- [SOURCE EXTRACT]
________________________________________
In the last several editions of "Tomorrow’s Blues," your "Game Time" Prospect Department has been focusing upon the contrast between the Blues’ player development organization and that of the Blues’ main rival, the Chicago Blackhawks.
The two major points that separate the Blues’ affiliation with the Chicago Wolves from the Hawks’ affiliation with the Rockford IceHogs are one, that the Hawks have retained their first-round draft picks over the years and have consistently assigned those players to the AHL as rookies for development purposes, and two, that the Hawks have almost complete control over all strictly hockey decisions made in Rockford, where the Blues have little say in who coaches and who plays in Rosemont.
We’ve touched on the first point in depth, and begun looking into options whereby the Blues can get back the benefits of having an AHL club under their own control.
The fact that the Blues’ needs are pretty much incompatible with those of the Wolves is unfortunate, but not unexpected. The affiliation with the Wolves, who do not rely on the Blues for financial or administrative support, was probably just what the doctor ordered for a franchise like the Blues that must struggle to break even, to say nothing of turning a profit. Our contention here, however, is that in order for the Blues to become a more successful franchise on and off the ice, they would be wise to follow the example of franchises like the Blackhawks who control the destinies of their prospects with an AHL affiliate that the NHL parent either owns outright, or over which they have full control.
Some Possible Solutions
Last time in this space, we previewed three nearby candidates for a possible AHL expansion club owned by the Blues. In order of proximity, those locations were: St. Charles, Missouri; Springfield, Illinois; and Bloomington, Illinois.
All three cities have strong points in favor of their playing host to an AHL franchise – St. Charles has a modern 10,000-seat building and is literally in the Blues’ back yard; Springfield has name recognition for the Blues’ brand and no other pro or major college sports competition in town; and Bloomington also has a large, modern facility that has been host to a pro or Tier One Junior hockey club in one league or another for the last ten seasons.
All three cities also have their negatives as well. St. Charles’ arena management has not been particularly cooperative with hockey club management in the past, and the last hockey venture at the Family Arena (the CHL St. Charles Chill) was a Mickey Mouse operation that left a bad taste in many peoples’ mouths. Springfield’s largest facility does not have permanent ice, the city has never had a pro hockey club, and several minor-league baseball clubs have gone belly-up playing there in recent years.
The U.S. Cellular Coliseum in Bloomington, meanwhile, may have had a hockey tenant for ten years running, but the Bloomington-Normal market is small (less than 125,000) and the teams that have played there have not drawn much better than the high 2000’s – low 3000’s on average. Crowds that size can sustain a USHL franchise, with no player payroll or workman’s comp expenditures, but an AHL franchise will die on the vine drawing crowds of 2700 at home.
________________________________________
- [DATASET EXTRACT]
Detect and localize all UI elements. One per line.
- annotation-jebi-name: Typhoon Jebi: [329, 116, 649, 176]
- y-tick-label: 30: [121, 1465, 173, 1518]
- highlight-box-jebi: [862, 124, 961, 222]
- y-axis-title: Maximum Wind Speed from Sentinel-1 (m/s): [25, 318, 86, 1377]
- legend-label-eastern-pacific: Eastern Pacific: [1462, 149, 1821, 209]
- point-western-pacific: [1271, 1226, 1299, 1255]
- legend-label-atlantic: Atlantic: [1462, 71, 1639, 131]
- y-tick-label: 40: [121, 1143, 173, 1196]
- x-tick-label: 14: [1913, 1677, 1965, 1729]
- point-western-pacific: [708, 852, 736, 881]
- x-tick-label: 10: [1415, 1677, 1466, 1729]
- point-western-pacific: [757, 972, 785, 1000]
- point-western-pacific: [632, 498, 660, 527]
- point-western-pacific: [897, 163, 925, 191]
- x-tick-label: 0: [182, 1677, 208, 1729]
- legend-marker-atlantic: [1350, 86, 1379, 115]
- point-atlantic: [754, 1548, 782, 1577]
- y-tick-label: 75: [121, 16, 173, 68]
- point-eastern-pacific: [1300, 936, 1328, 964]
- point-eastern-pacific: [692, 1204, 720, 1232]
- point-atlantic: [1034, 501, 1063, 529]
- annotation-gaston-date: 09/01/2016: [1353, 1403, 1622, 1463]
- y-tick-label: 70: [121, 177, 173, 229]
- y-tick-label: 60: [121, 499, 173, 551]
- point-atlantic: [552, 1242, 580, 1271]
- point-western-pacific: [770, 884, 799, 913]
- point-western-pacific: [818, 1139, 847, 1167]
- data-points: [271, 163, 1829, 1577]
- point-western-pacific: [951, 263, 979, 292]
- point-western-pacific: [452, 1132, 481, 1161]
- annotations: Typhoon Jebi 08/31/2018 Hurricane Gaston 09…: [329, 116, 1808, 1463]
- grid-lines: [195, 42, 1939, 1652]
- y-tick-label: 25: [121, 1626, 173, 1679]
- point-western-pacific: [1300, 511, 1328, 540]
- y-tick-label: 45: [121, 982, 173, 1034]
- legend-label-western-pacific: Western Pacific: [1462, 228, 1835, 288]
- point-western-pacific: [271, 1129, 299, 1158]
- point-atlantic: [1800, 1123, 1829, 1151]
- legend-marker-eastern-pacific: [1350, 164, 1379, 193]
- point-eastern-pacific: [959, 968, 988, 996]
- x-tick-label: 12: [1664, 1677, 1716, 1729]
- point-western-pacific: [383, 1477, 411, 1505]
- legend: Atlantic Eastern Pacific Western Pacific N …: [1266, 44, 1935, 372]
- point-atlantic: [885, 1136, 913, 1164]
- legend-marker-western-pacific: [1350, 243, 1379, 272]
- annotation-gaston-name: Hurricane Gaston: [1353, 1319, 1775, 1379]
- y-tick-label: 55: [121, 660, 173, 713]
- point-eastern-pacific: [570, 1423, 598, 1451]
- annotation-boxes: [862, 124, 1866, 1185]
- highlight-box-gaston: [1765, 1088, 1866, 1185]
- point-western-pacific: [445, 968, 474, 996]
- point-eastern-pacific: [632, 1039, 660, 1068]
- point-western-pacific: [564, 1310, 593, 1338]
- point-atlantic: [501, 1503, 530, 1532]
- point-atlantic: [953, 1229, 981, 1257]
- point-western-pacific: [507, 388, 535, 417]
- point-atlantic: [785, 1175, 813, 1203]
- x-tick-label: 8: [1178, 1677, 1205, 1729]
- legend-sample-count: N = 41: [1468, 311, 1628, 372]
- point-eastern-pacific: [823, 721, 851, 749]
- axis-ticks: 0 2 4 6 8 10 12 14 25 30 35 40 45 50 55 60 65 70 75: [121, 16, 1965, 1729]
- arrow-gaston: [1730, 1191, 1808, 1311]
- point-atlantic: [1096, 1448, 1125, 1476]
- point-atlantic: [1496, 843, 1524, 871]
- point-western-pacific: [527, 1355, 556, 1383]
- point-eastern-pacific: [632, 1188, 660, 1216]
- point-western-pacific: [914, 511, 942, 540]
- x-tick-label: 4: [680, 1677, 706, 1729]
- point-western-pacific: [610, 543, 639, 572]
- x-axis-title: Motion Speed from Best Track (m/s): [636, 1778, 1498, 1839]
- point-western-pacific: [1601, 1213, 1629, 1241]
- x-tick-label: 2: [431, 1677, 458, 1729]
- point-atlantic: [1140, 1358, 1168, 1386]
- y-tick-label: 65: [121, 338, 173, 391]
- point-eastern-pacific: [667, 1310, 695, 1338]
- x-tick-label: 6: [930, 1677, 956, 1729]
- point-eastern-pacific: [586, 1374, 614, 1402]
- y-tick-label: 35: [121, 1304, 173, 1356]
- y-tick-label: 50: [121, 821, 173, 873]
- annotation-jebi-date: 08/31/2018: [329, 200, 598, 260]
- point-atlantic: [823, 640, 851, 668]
________________________________________
- [WHAT THE TASK ASKS] Give the part of the Blues prospect column starting with "All three cities also" and going on through "in recent years." again, changing "Mickey Mouse" to "slipshod".

- [WRITTEN ANSWER]
All three cities also have their negatives as well. St. Charles’ arena management has not been particularly cooperative with hockey club management in the past, and the last hockey venture at the Family Arena (the CHL St. Charles Chill) was a slipshod operation that left a bad taste in many peoples’ mouths. Springfield’s largest facility does not have permanent ice, the city has never had a pro hockey club, and several minor-league baseball clubs have gone belly-up playing there in recent years.